WHAT NEEDS TO BE DONE:
Search the records below for the word "đóng" and show every line where it occurs.

[Data entries]
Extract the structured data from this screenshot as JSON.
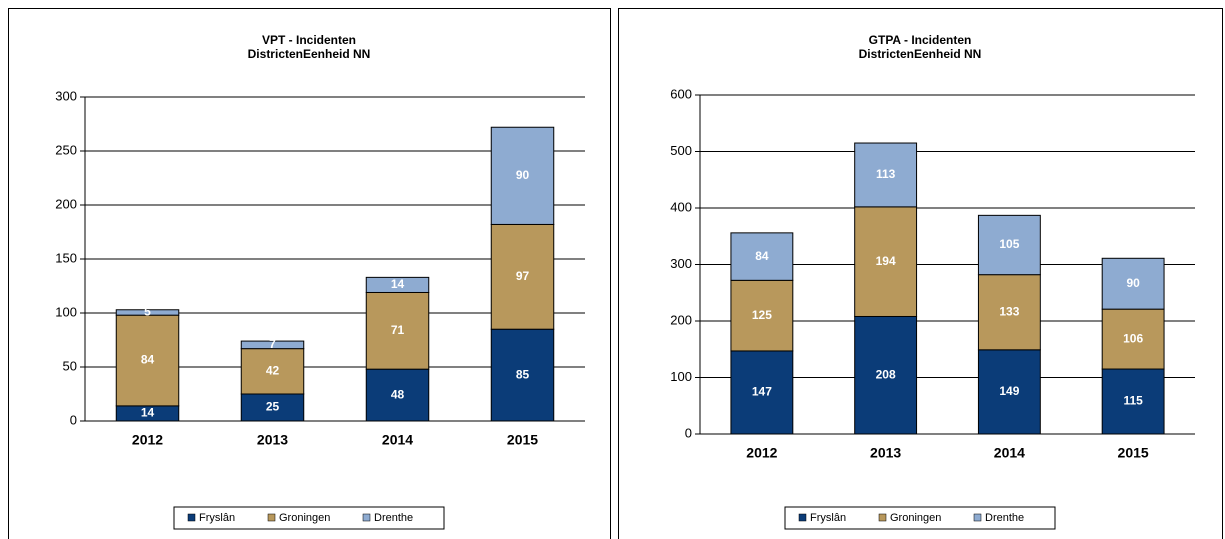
{
  "chart_data": [
    {
      "type": "stacked_bar",
      "title": "VPT - Incidenten",
      "subtitle": "DistrictenEenheid NN",
      "categories": [
        "2012",
        "2013",
        "2014",
        "2015"
      ],
      "series": [
        {
          "name": "Fryslân",
          "color": "#0b3c78",
          "values": [
            14,
            25,
            48,
            85
          ]
        },
        {
          "name": "Groningen",
          "color": "#b8985c",
          "values": [
            84,
            42,
            71,
            97
          ]
        },
        {
          "name": "Drenthe",
          "color": "#8eabd1",
          "values": [
            5,
            7,
            14,
            90
          ]
        }
      ],
      "ylim": [
        0,
        300
      ],
      "yticks": [
        0,
        50,
        100,
        150,
        200,
        250,
        300
      ],
      "grid": true,
      "legend": "bottom"
    },
    {
      "type": "stacked_bar",
      "title": "GTPA - Incidenten",
      "subtitle": "DistrictenEenheid NN",
      "categories": [
        "2012",
        "2013",
        "2014",
        "2015"
      ],
      "series": [
        {
          "name": "Fryslân",
          "color": "#0b3c78",
          "values": [
            147,
            208,
            149,
            115
          ]
        },
        {
          "name": "Groningen",
          "color": "#b8985c",
          "values": [
            125,
            194,
            133,
            106
          ]
        },
        {
          "name": "Drenthe",
          "color": "#8eabd1",
          "values": [
            84,
            113,
            105,
            90
          ]
        }
      ],
      "ylim": [
        0,
        600
      ],
      "yticks": [
        0,
        100,
        200,
        300,
        400,
        500,
        600
      ],
      "grid": true,
      "legend": "bottom"
    }
  ]
}
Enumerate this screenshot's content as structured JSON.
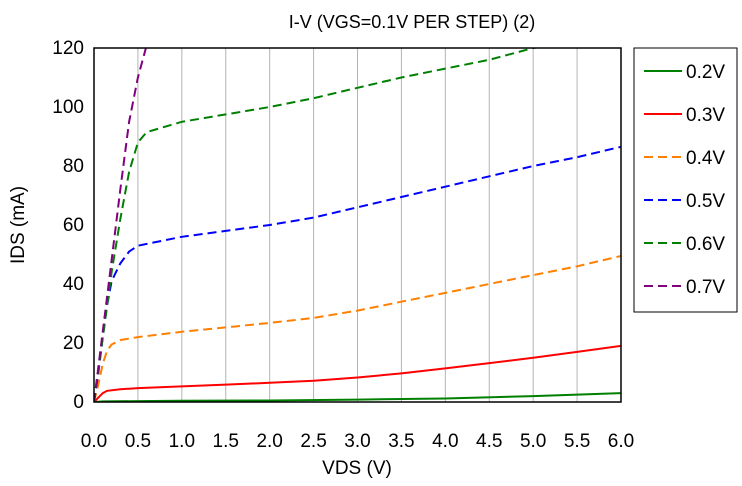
{
  "chart_data": {
    "type": "line",
    "title": "I-V (VGS=0.1V PER STEP) (2)",
    "xlabel": "VDS (V)",
    "ylabel": "IDS (mA)",
    "xlim": [
      0,
      6
    ],
    "ylim": [
      0,
      120
    ],
    "x_ticks": [
      "0.0",
      "0.5",
      "1.0",
      "1.5",
      "2.0",
      "2.5",
      "3.0",
      "3.5",
      "4.0",
      "4.5",
      "5.0",
      "5.5",
      "6.0"
    ],
    "y_ticks": [
      "0",
      "20",
      "40",
      "60",
      "80",
      "100",
      "120"
    ],
    "grid": "vertical",
    "legend_position": "right",
    "series": [
      {
        "name": "0.2V",
        "color": "#008000",
        "dash": "solid",
        "points": [
          [
            0,
            0
          ],
          [
            0.1,
            0.2
          ],
          [
            0.5,
            0.3
          ],
          [
            1,
            0.4
          ],
          [
            2,
            0.5
          ],
          [
            3,
            0.8
          ],
          [
            4,
            1.2
          ],
          [
            5,
            2
          ],
          [
            6,
            3
          ]
        ]
      },
      {
        "name": "0.3V",
        "color": "#ff0000",
        "dash": "solid",
        "points": [
          [
            0,
            0
          ],
          [
            0.05,
            1.5
          ],
          [
            0.1,
            3
          ],
          [
            0.15,
            3.8
          ],
          [
            0.3,
            4.3
          ],
          [
            0.5,
            4.7
          ],
          [
            1,
            5.3
          ],
          [
            1.5,
            5.9
          ],
          [
            2,
            6.5
          ],
          [
            2.5,
            7.2
          ],
          [
            3,
            8.3
          ],
          [
            3.5,
            9.7
          ],
          [
            4,
            11.4
          ],
          [
            4.5,
            13.2
          ],
          [
            5,
            15
          ],
          [
            5.5,
            17
          ],
          [
            6,
            19
          ]
        ]
      },
      {
        "name": "0.4V",
        "color": "#ff8000",
        "dash": "dashed",
        "points": [
          [
            0,
            0
          ],
          [
            0.05,
            6
          ],
          [
            0.1,
            13
          ],
          [
            0.15,
            17.5
          ],
          [
            0.2,
            19.5
          ],
          [
            0.3,
            21
          ],
          [
            0.5,
            22
          ],
          [
            1,
            23.8
          ],
          [
            1.5,
            25.3
          ],
          [
            2,
            26.8
          ],
          [
            2.5,
            28.5
          ],
          [
            3,
            31
          ],
          [
            3.5,
            34
          ],
          [
            4,
            37
          ],
          [
            4.5,
            40
          ],
          [
            5,
            43
          ],
          [
            5.5,
            46
          ],
          [
            6,
            49.5
          ]
        ]
      },
      {
        "name": "0.5V",
        "color": "#0000ff",
        "dash": "dashed",
        "points": [
          [
            0,
            0
          ],
          [
            0.05,
            10
          ],
          [
            0.1,
            22
          ],
          [
            0.15,
            33
          ],
          [
            0.2,
            41
          ],
          [
            0.3,
            47
          ],
          [
            0.4,
            51
          ],
          [
            0.5,
            53
          ],
          [
            1,
            56
          ],
          [
            1.5,
            58
          ],
          [
            2,
            60
          ],
          [
            2.5,
            62.5
          ],
          [
            3,
            66
          ],
          [
            3.5,
            69.5
          ],
          [
            4,
            73
          ],
          [
            4.5,
            76.5
          ],
          [
            5,
            80
          ],
          [
            5.5,
            83
          ],
          [
            6,
            86.5
          ]
        ]
      },
      {
        "name": "0.6V",
        "color": "#008000",
        "dash": "dashed",
        "points": [
          [
            0,
            0
          ],
          [
            0.1,
            22
          ],
          [
            0.2,
            44
          ],
          [
            0.3,
            62
          ],
          [
            0.4,
            78
          ],
          [
            0.5,
            88
          ],
          [
            0.6,
            91.5
          ],
          [
            1,
            95
          ],
          [
            1.5,
            97.5
          ],
          [
            2,
            100
          ],
          [
            2.5,
            103
          ],
          [
            3,
            106.5
          ],
          [
            3.5,
            110
          ],
          [
            4,
            113
          ],
          [
            4.5,
            116
          ],
          [
            5,
            120
          ],
          [
            5.2,
            121
          ]
        ]
      },
      {
        "name": "0.7V",
        "color": "#800080",
        "dash": "dashed",
        "points": [
          [
            0,
            0
          ],
          [
            0.1,
            24
          ],
          [
            0.2,
            48
          ],
          [
            0.3,
            72
          ],
          [
            0.4,
            95
          ],
          [
            0.5,
            110
          ],
          [
            0.6,
            121
          ]
        ]
      }
    ]
  }
}
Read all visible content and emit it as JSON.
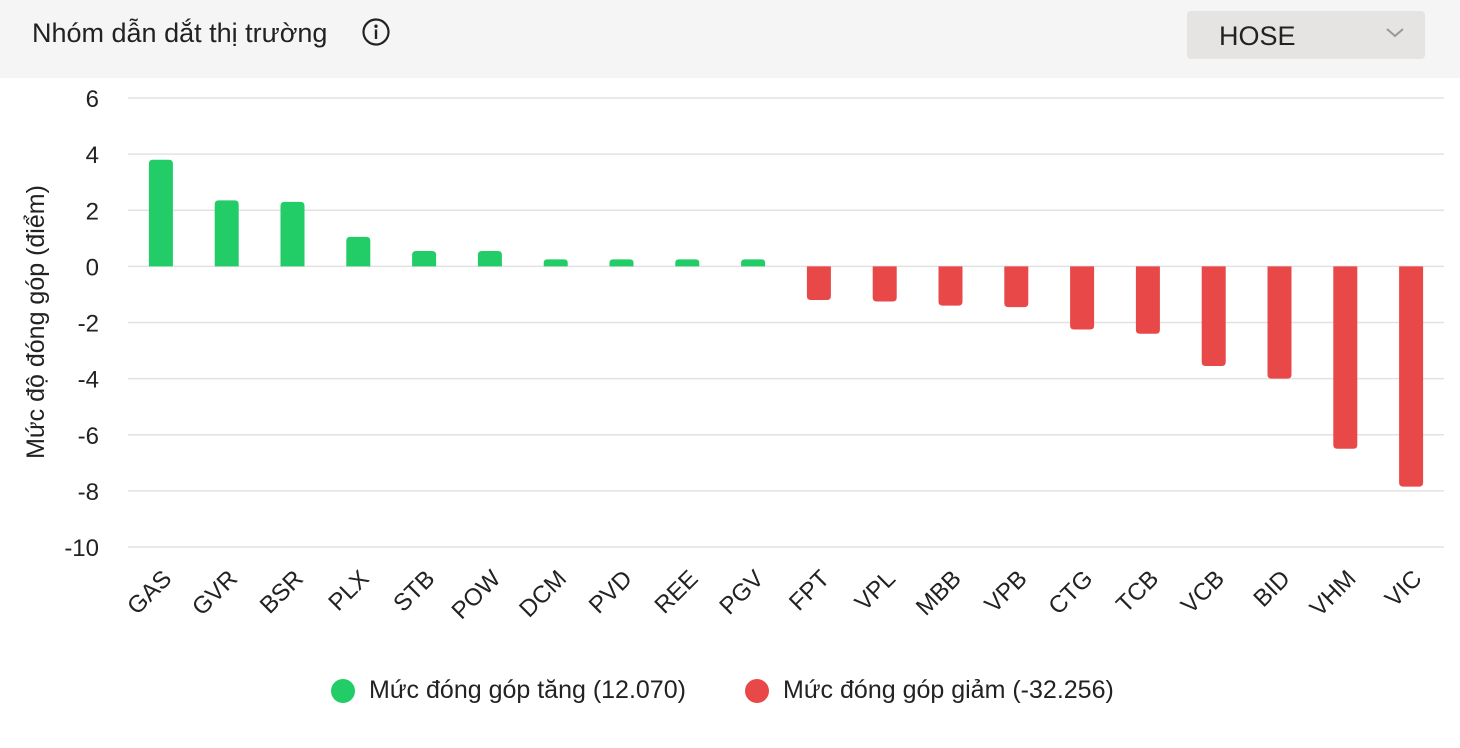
{
  "header": {
    "title": "Nhóm dẫn dắt thị trường",
    "info_icon": "info-icon",
    "exchange_select": {
      "value": "HOSE",
      "icon": "chevron-down-icon"
    }
  },
  "colors": {
    "positive": "#22cc66",
    "negative": "#e84848",
    "grid": "#e2e2e2",
    "header_bg": "#f5f5f5"
  },
  "chart_data": {
    "type": "bar",
    "ylabel": "Mức độ đóng góp (điểm)",
    "xlabel": "",
    "ylim": [
      -10,
      6
    ],
    "yticks": [
      6,
      4,
      2,
      0,
      -2,
      -4,
      -6,
      -8,
      -10
    ],
    "grid": true,
    "legend_position": "bottom",
    "categories": [
      "GAS",
      "GVR",
      "BSR",
      "PLX",
      "STB",
      "POW",
      "DCM",
      "PVD",
      "REE",
      "PGV",
      "FPT",
      "VPL",
      "MBB",
      "VPB",
      "CTG",
      "TCB",
      "VCB",
      "BID",
      "VHM",
      "VIC"
    ],
    "values": [
      3.8,
      2.35,
      2.3,
      1.05,
      0.55,
      0.55,
      0.25,
      0.25,
      0.25,
      0.25,
      -1.2,
      -1.25,
      -1.4,
      -1.45,
      -2.25,
      -2.4,
      -3.55,
      -4.0,
      -6.5,
      -7.85
    ],
    "legend": [
      {
        "label": "Mức đóng góp tăng (12.070)",
        "color": "#22cc66"
      },
      {
        "label": "Mức đóng góp giảm (-32.256)",
        "color": "#e84848"
      }
    ]
  }
}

RESPONSE:
    "ylabel": "Mức độ đóng góp (điểm)",
        "label": "Mức đóng góp tăng (12.070)",
        "label": "Mức đóng góp giảm (-32.256)",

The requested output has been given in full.